GOAL
Exactly as they appear, output all of the records. Skip any images.

════════

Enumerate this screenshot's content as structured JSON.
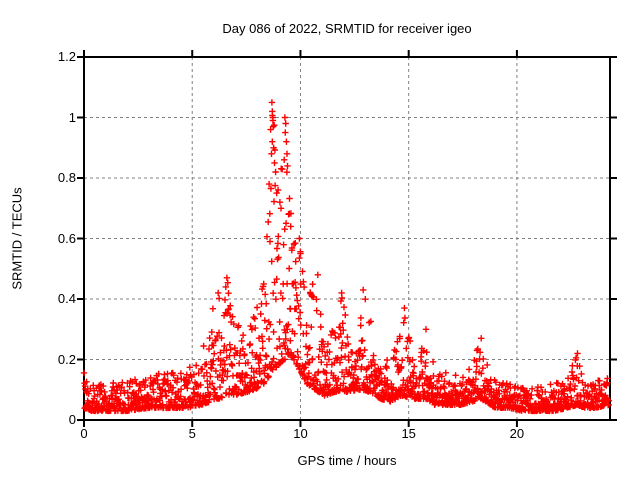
{
  "chart_data": {
    "type": "scatter",
    "title": "Day 086 of 2022, SRMTID for receiver igeo",
    "xlabel": "GPS time / hours",
    "ylabel": "SRMTID / TECUs",
    "xlim": [
      0,
      24.3
    ],
    "ylim": [
      0,
      1.2
    ],
    "xticks": [
      0,
      5,
      10,
      15,
      20
    ],
    "xtick_labels": [
      "0",
      "5",
      "10",
      "15",
      "20"
    ],
    "yticks": [
      0,
      0.2,
      0.4,
      0.6,
      0.8,
      1.0,
      1.2
    ],
    "ytick_labels": [
      "0",
      "0.2",
      "0.4",
      "0.6",
      "0.8",
      "1",
      "1.2"
    ],
    "grid": true,
    "legend": "none",
    "marker": "plus",
    "marker_color": "#ff0000",
    "grid_color": "#808080",
    "axis_color": "#000000",
    "background_color": "#ffffff",
    "points_per_hour": 75,
    "seed": 86,
    "value_skew": 2.2,
    "series_name": "SRMTID",
    "envelope_points_t_lo_hi": [
      [
        0.0,
        0.04,
        0.17
      ],
      [
        0.3,
        0.03,
        0.13
      ],
      [
        1.0,
        0.03,
        0.12
      ],
      [
        2.0,
        0.03,
        0.13
      ],
      [
        3.0,
        0.04,
        0.15
      ],
      [
        4.0,
        0.04,
        0.16
      ],
      [
        4.8,
        0.04,
        0.17
      ],
      [
        5.4,
        0.05,
        0.22
      ],
      [
        5.8,
        0.06,
        0.33
      ],
      [
        6.2,
        0.07,
        0.44
      ],
      [
        6.6,
        0.08,
        0.48
      ],
      [
        7.0,
        0.08,
        0.36
      ],
      [
        7.4,
        0.09,
        0.3
      ],
      [
        7.9,
        0.1,
        0.35
      ],
      [
        8.3,
        0.12,
        0.46
      ],
      [
        8.6,
        0.15,
        0.97
      ],
      [
        8.8,
        0.17,
        1.06
      ],
      [
        9.0,
        0.18,
        0.8
      ],
      [
        9.3,
        0.2,
        1.0
      ],
      [
        9.5,
        0.22,
        0.9
      ],
      [
        9.7,
        0.2,
        0.62
      ],
      [
        10.0,
        0.16,
        0.58
      ],
      [
        10.3,
        0.12,
        0.48
      ],
      [
        10.7,
        0.1,
        0.45
      ],
      [
        11.1,
        0.08,
        0.28
      ],
      [
        11.5,
        0.09,
        0.3
      ],
      [
        11.9,
        0.1,
        0.42
      ],
      [
        12.2,
        0.09,
        0.3
      ],
      [
        12.6,
        0.1,
        0.35
      ],
      [
        12.9,
        0.1,
        0.43
      ],
      [
        13.3,
        0.09,
        0.32
      ],
      [
        13.7,
        0.07,
        0.2
      ],
      [
        14.2,
        0.06,
        0.2
      ],
      [
        14.6,
        0.08,
        0.3
      ],
      [
        14.8,
        0.08,
        0.37
      ],
      [
        15.1,
        0.07,
        0.25
      ],
      [
        15.5,
        0.07,
        0.22
      ],
      [
        15.8,
        0.07,
        0.3
      ],
      [
        16.2,
        0.05,
        0.18
      ],
      [
        16.6,
        0.05,
        0.15
      ],
      [
        16.9,
        0.05,
        0.17
      ],
      [
        17.4,
        0.05,
        0.14
      ],
      [
        17.9,
        0.06,
        0.18
      ],
      [
        18.3,
        0.07,
        0.27
      ],
      [
        18.6,
        0.06,
        0.2
      ],
      [
        19.0,
        0.04,
        0.13
      ],
      [
        19.6,
        0.04,
        0.12
      ],
      [
        20.3,
        0.03,
        0.11
      ],
      [
        21.0,
        0.03,
        0.11
      ],
      [
        21.7,
        0.03,
        0.12
      ],
      [
        22.3,
        0.04,
        0.14
      ],
      [
        22.8,
        0.05,
        0.22
      ],
      [
        23.1,
        0.04,
        0.13
      ],
      [
        23.6,
        0.04,
        0.13
      ],
      [
        24.25,
        0.05,
        0.14
      ]
    ],
    "explicit_points_t_v": [
      [
        8.62,
        0.96
      ],
      [
        8.68,
        1.05
      ],
      [
        8.7,
        1.02
      ],
      [
        8.72,
        1.0
      ],
      [
        8.74,
        0.97
      ],
      [
        8.7,
        0.92
      ],
      [
        8.76,
        0.9
      ],
      [
        8.66,
        0.88
      ],
      [
        8.8,
        0.85
      ],
      [
        8.85,
        0.82
      ],
      [
        9.28,
        1.0
      ],
      [
        9.32,
        0.98
      ],
      [
        9.3,
        0.95
      ],
      [
        9.35,
        0.92
      ],
      [
        9.38,
        0.88
      ],
      [
        9.25,
        0.86
      ],
      [
        9.4,
        0.84
      ],
      [
        8.55,
        0.78
      ],
      [
        8.9,
        0.75
      ],
      [
        9.05,
        0.72
      ],
      [
        9.1,
        0.7
      ],
      [
        9.45,
        0.68
      ],
      [
        9.55,
        0.64
      ],
      [
        6.6,
        0.47
      ],
      [
        6.55,
        0.44
      ],
      [
        6.2,
        0.42
      ],
      [
        9.95,
        0.6
      ],
      [
        10.0,
        0.55
      ],
      [
        10.8,
        0.48
      ],
      [
        8.3,
        0.45
      ],
      [
        11.9,
        0.42
      ],
      [
        12.9,
        0.43
      ],
      [
        14.8,
        0.37
      ],
      [
        15.8,
        0.3
      ],
      [
        18.35,
        0.27
      ],
      [
        22.8,
        0.22
      ]
    ]
  }
}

════════

REPLY TO THE EXERCISE
Enumerate this screenshot's content as structured JSON.
{
  "chart_data": {
    "type": "scatter",
    "title": "Day 086 of 2022, SRMTID for receiver igeo",
    "xlabel": "GPS time / hours",
    "ylabel": "SRMTID / TECUs",
    "xlim": [
      0,
      24.3
    ],
    "ylim": [
      0,
      1.2
    ],
    "xticks": [
      0,
      5,
      10,
      15,
      20
    ],
    "xtick_labels": [
      "0",
      "5",
      "10",
      "15",
      "20"
    ],
    "yticks": [
      0,
      0.2,
      0.4,
      0.6,
      0.8,
      1.0,
      1.2
    ],
    "ytick_labels": [
      "0",
      "0.2",
      "0.4",
      "0.6",
      "0.8",
      "1",
      "1.2"
    ],
    "grid": true,
    "legend": "none",
    "marker": "plus",
    "marker_color": "#ff0000",
    "grid_color": "#808080",
    "axis_color": "#000000",
    "background_color": "#ffffff",
    "points_per_hour": 75,
    "seed": 86,
    "value_skew": 2.2,
    "series_name": "SRMTID",
    "envelope_points_t_lo_hi": [
      [
        0.0,
        0.04,
        0.17
      ],
      [
        0.3,
        0.03,
        0.13
      ],
      [
        1.0,
        0.03,
        0.12
      ],
      [
        2.0,
        0.03,
        0.13
      ],
      [
        3.0,
        0.04,
        0.15
      ],
      [
        4.0,
        0.04,
        0.16
      ],
      [
        4.8,
        0.04,
        0.17
      ],
      [
        5.4,
        0.05,
        0.22
      ],
      [
        5.8,
        0.06,
        0.33
      ],
      [
        6.2,
        0.07,
        0.44
      ],
      [
        6.6,
        0.08,
        0.48
      ],
      [
        7.0,
        0.08,
        0.36
      ],
      [
        7.4,
        0.09,
        0.3
      ],
      [
        7.9,
        0.1,
        0.35
      ],
      [
        8.3,
        0.12,
        0.46
      ],
      [
        8.6,
        0.15,
        0.97
      ],
      [
        8.8,
        0.17,
        1.06
      ],
      [
        9.0,
        0.18,
        0.8
      ],
      [
        9.3,
        0.2,
        1.0
      ],
      [
        9.5,
        0.22,
        0.9
      ],
      [
        9.7,
        0.2,
        0.62
      ],
      [
        10.0,
        0.16,
        0.58
      ],
      [
        10.3,
        0.12,
        0.48
      ],
      [
        10.7,
        0.1,
        0.45
      ],
      [
        11.1,
        0.08,
        0.28
      ],
      [
        11.5,
        0.09,
        0.3
      ],
      [
        11.9,
        0.1,
        0.42
      ],
      [
        12.2,
        0.09,
        0.3
      ],
      [
        12.6,
        0.1,
        0.35
      ],
      [
        12.9,
        0.1,
        0.43
      ],
      [
        13.3,
        0.09,
        0.32
      ],
      [
        13.7,
        0.07,
        0.2
      ],
      [
        14.2,
        0.06,
        0.2
      ],
      [
        14.6,
        0.08,
        0.3
      ],
      [
        14.8,
        0.08,
        0.37
      ],
      [
        15.1,
        0.07,
        0.25
      ],
      [
        15.5,
        0.07,
        0.22
      ],
      [
        15.8,
        0.07,
        0.3
      ],
      [
        16.2,
        0.05,
        0.18
      ],
      [
        16.6,
        0.05,
        0.15
      ],
      [
        16.9,
        0.05,
        0.17
      ],
      [
        17.4,
        0.05,
        0.14
      ],
      [
        17.9,
        0.06,
        0.18
      ],
      [
        18.3,
        0.07,
        0.27
      ],
      [
        18.6,
        0.06,
        0.2
      ],
      [
        19.0,
        0.04,
        0.13
      ],
      [
        19.6,
        0.04,
        0.12
      ],
      [
        20.3,
        0.03,
        0.11
      ],
      [
        21.0,
        0.03,
        0.11
      ],
      [
        21.7,
        0.03,
        0.12
      ],
      [
        22.3,
        0.04,
        0.14
      ],
      [
        22.8,
        0.05,
        0.22
      ],
      [
        23.1,
        0.04,
        0.13
      ],
      [
        23.6,
        0.04,
        0.13
      ],
      [
        24.25,
        0.05,
        0.14
      ]
    ],
    "explicit_points_t_v": [
      [
        8.62,
        0.96
      ],
      [
        8.68,
        1.05
      ],
      [
        8.7,
        1.02
      ],
      [
        8.72,
        1.0
      ],
      [
        8.74,
        0.97
      ],
      [
        8.7,
        0.92
      ],
      [
        8.76,
        0.9
      ],
      [
        8.66,
        0.88
      ],
      [
        8.8,
        0.85
      ],
      [
        8.85,
        0.82
      ],
      [
        9.28,
        1.0
      ],
      [
        9.32,
        0.98
      ],
      [
        9.3,
        0.95
      ],
      [
        9.35,
        0.92
      ],
      [
        9.38,
        0.88
      ],
      [
        9.25,
        0.86
      ],
      [
        9.4,
        0.84
      ],
      [
        8.55,
        0.78
      ],
      [
        8.9,
        0.75
      ],
      [
        9.05,
        0.72
      ],
      [
        9.1,
        0.7
      ],
      [
        9.45,
        0.68
      ],
      [
        9.55,
        0.64
      ],
      [
        6.6,
        0.47
      ],
      [
        6.55,
        0.44
      ],
      [
        6.2,
        0.42
      ],
      [
        9.95,
        0.6
      ],
      [
        10.0,
        0.55
      ],
      [
        10.8,
        0.48
      ],
      [
        8.3,
        0.45
      ],
      [
        11.9,
        0.42
      ],
      [
        12.9,
        0.43
      ],
      [
        14.8,
        0.37
      ],
      [
        15.8,
        0.3
      ],
      [
        18.35,
        0.27
      ],
      [
        22.8,
        0.22
      ]
    ]
  }
}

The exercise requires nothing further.